WHAT YOU NEED TO DO: Every record below should be transcribed exactly. Omit the images.
--- begin RECORDED DATA ---
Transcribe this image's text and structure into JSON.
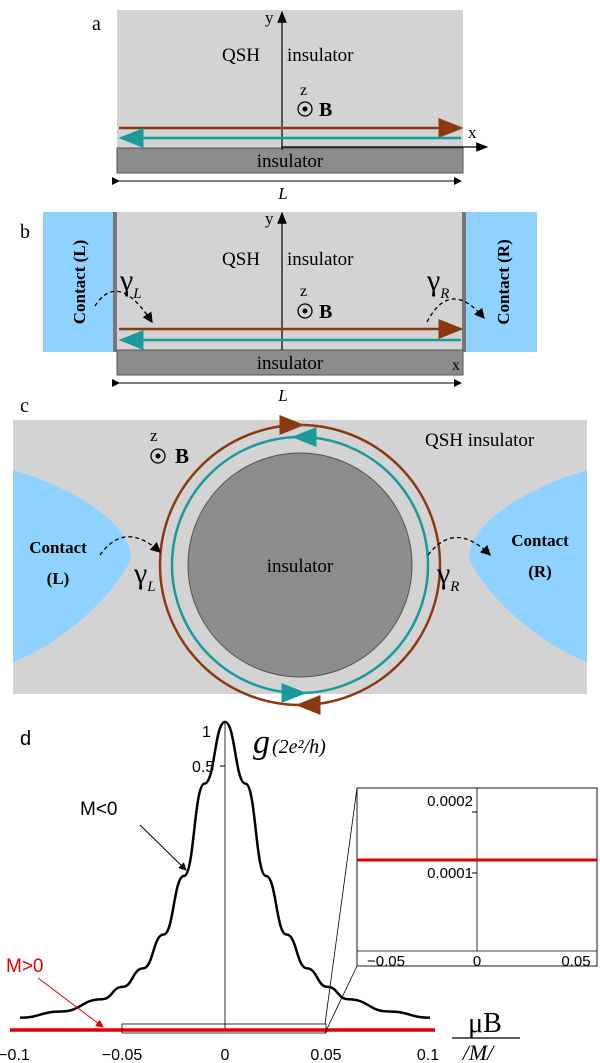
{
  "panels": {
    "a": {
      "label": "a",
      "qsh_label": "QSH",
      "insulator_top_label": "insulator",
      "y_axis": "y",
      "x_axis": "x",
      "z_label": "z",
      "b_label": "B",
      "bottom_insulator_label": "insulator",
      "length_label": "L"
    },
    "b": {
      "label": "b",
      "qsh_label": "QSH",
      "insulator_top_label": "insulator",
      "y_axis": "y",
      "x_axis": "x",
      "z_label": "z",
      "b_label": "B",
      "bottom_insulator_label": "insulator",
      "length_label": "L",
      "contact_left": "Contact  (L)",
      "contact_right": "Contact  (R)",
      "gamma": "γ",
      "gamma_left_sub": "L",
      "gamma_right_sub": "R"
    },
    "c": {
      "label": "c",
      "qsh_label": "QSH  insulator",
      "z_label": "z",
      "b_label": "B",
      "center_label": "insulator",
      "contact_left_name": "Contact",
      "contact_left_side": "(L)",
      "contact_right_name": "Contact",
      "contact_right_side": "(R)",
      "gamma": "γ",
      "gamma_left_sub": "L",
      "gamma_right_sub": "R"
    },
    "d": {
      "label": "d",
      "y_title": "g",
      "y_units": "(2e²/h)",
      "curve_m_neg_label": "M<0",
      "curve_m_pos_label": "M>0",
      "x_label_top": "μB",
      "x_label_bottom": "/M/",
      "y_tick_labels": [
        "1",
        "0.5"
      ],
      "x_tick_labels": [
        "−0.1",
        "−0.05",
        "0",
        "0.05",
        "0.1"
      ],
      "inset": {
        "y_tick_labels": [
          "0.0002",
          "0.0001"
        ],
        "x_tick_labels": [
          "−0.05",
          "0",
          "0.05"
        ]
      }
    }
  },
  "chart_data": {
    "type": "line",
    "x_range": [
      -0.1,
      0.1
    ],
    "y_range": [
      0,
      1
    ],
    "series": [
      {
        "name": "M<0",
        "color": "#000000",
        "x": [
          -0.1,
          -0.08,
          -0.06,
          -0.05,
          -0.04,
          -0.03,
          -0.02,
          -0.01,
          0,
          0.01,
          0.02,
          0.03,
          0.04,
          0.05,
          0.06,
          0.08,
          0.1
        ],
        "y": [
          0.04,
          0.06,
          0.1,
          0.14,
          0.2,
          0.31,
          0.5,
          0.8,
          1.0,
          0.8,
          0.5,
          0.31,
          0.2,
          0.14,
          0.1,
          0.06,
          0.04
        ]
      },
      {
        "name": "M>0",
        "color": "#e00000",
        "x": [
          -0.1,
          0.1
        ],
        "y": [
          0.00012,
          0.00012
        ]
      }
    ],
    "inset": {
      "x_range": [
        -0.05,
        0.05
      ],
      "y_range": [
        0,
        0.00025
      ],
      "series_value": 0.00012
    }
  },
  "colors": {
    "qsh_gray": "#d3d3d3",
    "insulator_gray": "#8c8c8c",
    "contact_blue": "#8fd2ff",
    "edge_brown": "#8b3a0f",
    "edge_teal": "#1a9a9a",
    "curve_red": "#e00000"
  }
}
--- end RECORDED DATA ---
TASK OUTPUT:
Transcribe this image's text and structure into JSON.
{
  "panels": {
    "a": {
      "label": "a",
      "qsh_label": "QSH",
      "insulator_top_label": "insulator",
      "y_axis": "y",
      "x_axis": "x",
      "z_label": "z",
      "b_label": "B",
      "bottom_insulator_label": "insulator",
      "length_label": "L"
    },
    "b": {
      "label": "b",
      "qsh_label": "QSH",
      "insulator_top_label": "insulator",
      "y_axis": "y",
      "x_axis": "x",
      "z_label": "z",
      "b_label": "B",
      "bottom_insulator_label": "insulator",
      "length_label": "L",
      "contact_left": "Contact  (L)",
      "contact_right": "Contact  (R)",
      "gamma": "γ",
      "gamma_left_sub": "L",
      "gamma_right_sub": "R"
    },
    "c": {
      "label": "c",
      "qsh_label": "QSH  insulator",
      "z_label": "z",
      "b_label": "B",
      "center_label": "insulator",
      "contact_left_name": "Contact",
      "contact_left_side": "(L)",
      "contact_right_name": "Contact",
      "contact_right_side": "(R)",
      "gamma": "γ",
      "gamma_left_sub": "L",
      "gamma_right_sub": "R"
    },
    "d": {
      "label": "d",
      "y_title": "g",
      "y_units": "(2e²/h)",
      "curve_m_neg_label": "M<0",
      "curve_m_pos_label": "M>0",
      "x_label_top": "μB",
      "x_label_bottom": "/M/",
      "y_tick_labels": [
        "1",
        "0.5"
      ],
      "x_tick_labels": [
        "−0.1",
        "−0.05",
        "0",
        "0.05",
        "0.1"
      ],
      "inset": {
        "y_tick_labels": [
          "0.0002",
          "0.0001"
        ],
        "x_tick_labels": [
          "−0.05",
          "0",
          "0.05"
        ]
      }
    }
  },
  "chart_data": {
    "type": "line",
    "x_range": [
      -0.1,
      0.1
    ],
    "y_range": [
      0,
      1
    ],
    "series": [
      {
        "name": "M<0",
        "color": "#000000",
        "x": [
          -0.1,
          -0.08,
          -0.06,
          -0.05,
          -0.04,
          -0.03,
          -0.02,
          -0.01,
          0,
          0.01,
          0.02,
          0.03,
          0.04,
          0.05,
          0.06,
          0.08,
          0.1
        ],
        "y": [
          0.04,
          0.06,
          0.1,
          0.14,
          0.2,
          0.31,
          0.5,
          0.8,
          1.0,
          0.8,
          0.5,
          0.31,
          0.2,
          0.14,
          0.1,
          0.06,
          0.04
        ]
      },
      {
        "name": "M>0",
        "color": "#e00000",
        "x": [
          -0.1,
          0.1
        ],
        "y": [
          0.00012,
          0.00012
        ]
      }
    ],
    "inset": {
      "x_range": [
        -0.05,
        0.05
      ],
      "y_range": [
        0,
        0.00025
      ],
      "series_value": 0.00012
    }
  },
  "colors": {
    "qsh_gray": "#d3d3d3",
    "insulator_gray": "#8c8c8c",
    "contact_blue": "#8fd2ff",
    "edge_brown": "#8b3a0f",
    "edge_teal": "#1a9a9a",
    "curve_red": "#e00000"
  }
}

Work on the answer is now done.